Instructions for the task: The entries below contain pictures. Retype everything except those pictures, exactly as given.

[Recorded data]

* * * *

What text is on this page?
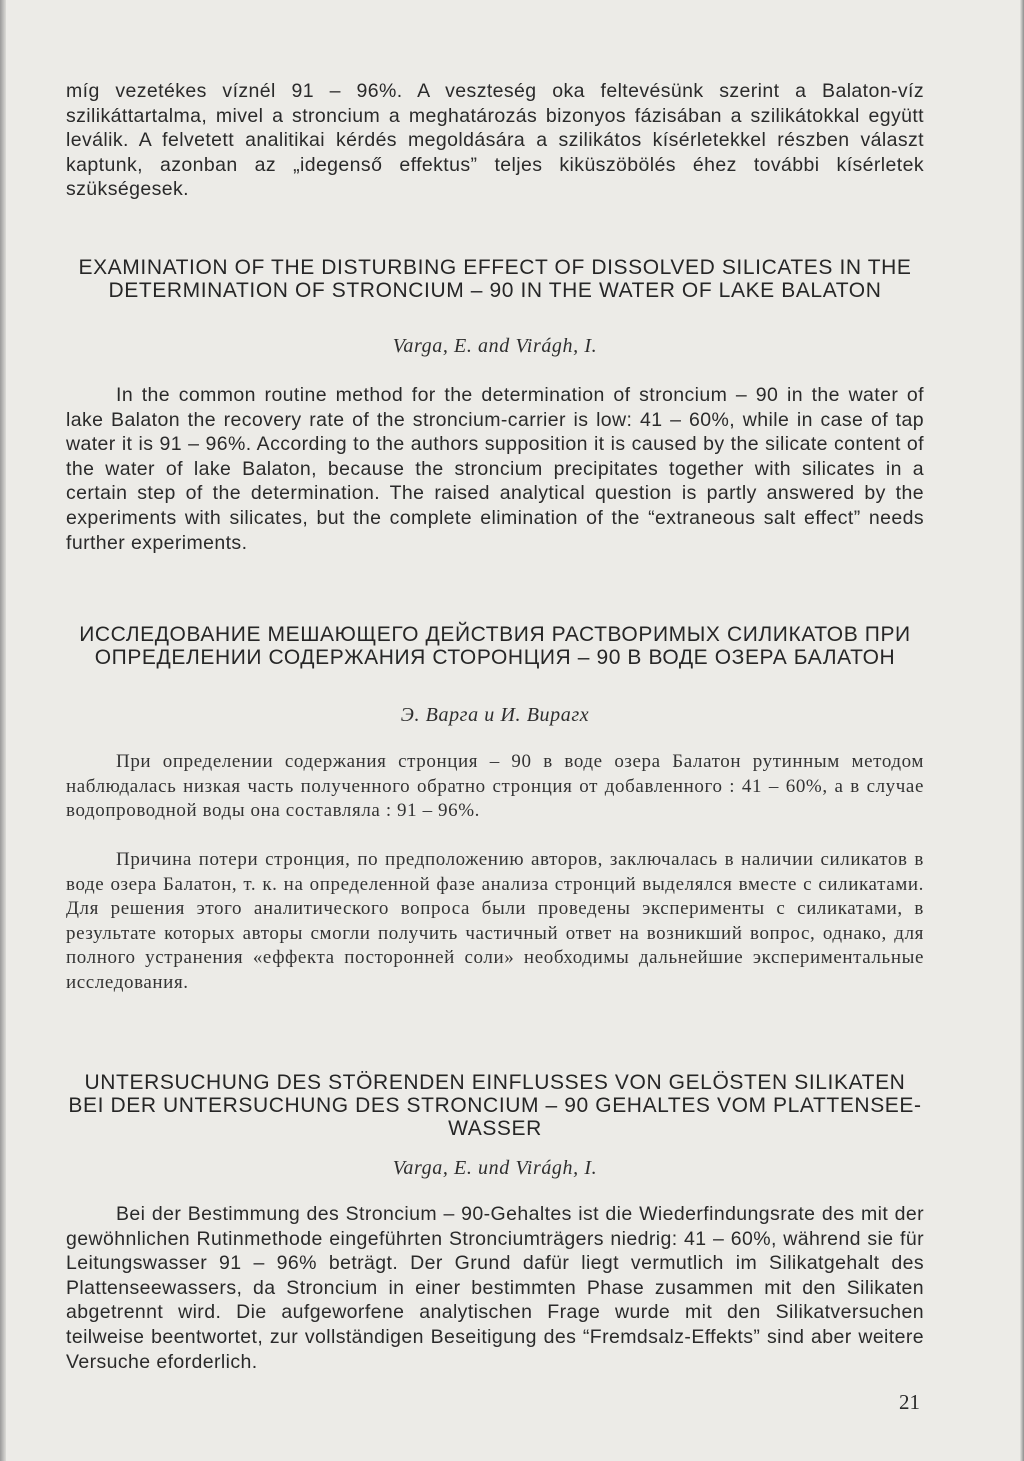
míg vezetékes víznél 91 – 96%. A veszteség oka feltevésünk szerint a Balaton-víz szilikáttartalma, mivel a stroncium a meghatározás bizonyos fázisában a szilikátokkal együtt leválik. A felvetett analitikai kérdés megoldására a szilikátos kísérletekkel részben választ kaptunk, azonban az „idegenső effektus” teljes kiküszöbölés éhez további kísérletek szükségesek.

EXAMINATION OF THE DISTURBING EFFECT OF DISSOLVED SILICATES IN THE DETERMINATION OF STRONCIUM – 90 IN THE WATER OF LAKE BALATON
Varga, E. and Virágh, I.

In the common routine method for the determination of stroncium – 90 in the water of lake Balaton the recovery rate of the stroncium-carrier is low: 41 – 60%, while in case of tap water it is 91 – 96%. According to the authors supposition it is caused by the silicate content of the water of lake Balaton, because the stroncium precipitates together with silicates in a certain step of the determination. The raised analytical question is partly answered by the experiments with silicates, but the complete elimination of the “extraneous salt effect” needs further experiments.

ИССЛЕДОВАНИЕ МЕШАЮЩЕГО ДЕЙСТВИЯ РАСТВОРИМЫХ СИЛИКАТОВ ПРИ ОПРЕДЕЛЕНИИ СОДЕРЖАНИЯ СТОРОНЦИЯ – 90 В ВОДЕ ОЗЕРА БАЛАТОН
Э. Варга и И. Вирагх

При определении содержания стронция – 90 в воде озера Балатон рутинным методом наблюдалась низкая часть полученного обратно стронция от добавленного : 41 – 60%, а в случае водопроводной воды она составляла : 91 – 96%.

Причина потери стронция, по предположению авторов, заключалась в наличии силикатов в воде озера Балатон, т. к. на определенной фазе анализа стронций выделялся вместе с силикатами. Для решения этого аналитического вопроса были проведены эксперименты с силикатами, в результате которых авторы смогли получить частичный ответ на возникший вопрос, однако, для полного устранения «еффекта посторонней соли» необходимы дальнейшие экспериментальные исследования.

UNTERSUCHUNG DES STÖRENDEN EINFLUSSES VON GELÖSTEN SILIKATEN BEI DER UNTERSUCHUNG DES STRONCIUM – 90 GEHALTES VOM PLATTENSEE-WASSER
Varga, E. und Virágh, I.

Bei der Bestimmung des Stroncium – 90-Gehaltes ist die Wiederfindungsrate des mit der gewöhnlichen Rutinmethode eingeführten Stronciumträgers niedrig: 41 – 60%, während sie für Leitungswasser 91 – 96% beträgt. Der Grund dafür liegt vermutlich im Silikatgehalt des Plattenseewassers, da Stroncium in einer bestimmten Phase zusammen mit den Silikaten abgetrennt wird. Die aufgeworfene analytischen Frage wurde mit den Silikatversuchen teilweise beentwortet, zur vollständigen Beseitigung des “Fremdsalz-Effekts” sind aber weitere Versuche eforderlich.

21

* * * *

Final result:
What text is on this page?
míg vezetékes víznél 91 – 96%. A veszteség oka feltevésünk szerint a Balaton-víz szilikáttartalma, mivel a stroncium a meghatározás bizonyos fázisában a szilikátokkal együtt leválik. A felvetett analitikai kérdés megoldására a szilikátos kísérletekkel részben választ kaptunk, azonban az „idegenső effektus” teljes kiküszöbölés éhez további kísérletek szükségesek.

EXAMINATION OF THE DISTURBING EFFECT OF DISSOLVED SILICATES IN THE DETERMINATION OF STRONCIUM – 90 IN THE WATER OF LAKE BALATON
Varga, E. and Virágh, I.

In the common routine method for the determination of stroncium – 90 in the water of lake Balaton the recovery rate of the stroncium-carrier is low: 41 – 60%, while in case of tap water it is 91 – 96%. According to the authors supposition it is caused by the silicate content of the water of lake Balaton, because the stroncium precipitates together with silicates in a certain step of the determination. The raised analytical question is partly answered by the experiments with silicates, but the complete elimination of the “extraneous salt effect” needs further experiments.

ИССЛЕДОВАНИЕ МЕШАЮЩЕГО ДЕЙСТВИЯ РАСТВОРИМЫХ СИЛИКАТОВ ПРИ ОПРЕДЕЛЕНИИ СОДЕРЖАНИЯ СТОРОНЦИЯ – 90 В ВОДЕ ОЗЕРА БАЛАТОН
Э. Варга и И. Вирагх

При определении содержания стронция – 90 в воде озера Балатон рутинным методом наблюдалась низкая часть полученного обратно стронция от добавленного : 41 – 60%, а в случае водопроводной воды она составляла : 91 – 96%.

Причина потери стронция, по предположению авторов, заключалась в наличии силикатов в воде озера Балатон, т. к. на определенной фазе анализа стронций выделялся вместе с силикатами. Для решения этого аналитического вопроса были проведены эксперименты с силикатами, в результате которых авторы смогли получить частичный ответ на возникший вопрос, однако, для полного устранения «еффекта посторонней соли» необходимы дальнейшие экспериментальные исследования.

UNTERSUCHUNG DES STÖRENDEN EINFLUSSES VON GELÖSTEN SILIKATEN BEI DER UNTERSUCHUNG DES STRONCIUM – 90 GEHALTES VOM PLATTENSEE-WASSER
Varga, E. und Virágh, I.

Bei der Bestimmung des Stroncium – 90-Gehaltes ist die Wiederfindungsrate des mit der gewöhnlichen Rutinmethode eingeführten Stronciumträgers niedrig: 41 – 60%, während sie für Leitungswasser 91 – 96% beträgt. Der Grund dafür liegt vermutlich im Silikatgehalt des Plattenseewassers, da Stroncium in einer bestimmten Phase zusammen mit den Silikaten abgetrennt wird. Die aufgeworfene analytischen Frage wurde mit den Silikatversuchen teilweise beentwortet, zur vollständigen Beseitigung des “Fremdsalz-Effekts” sind aber weitere Versuche eforderlich.

21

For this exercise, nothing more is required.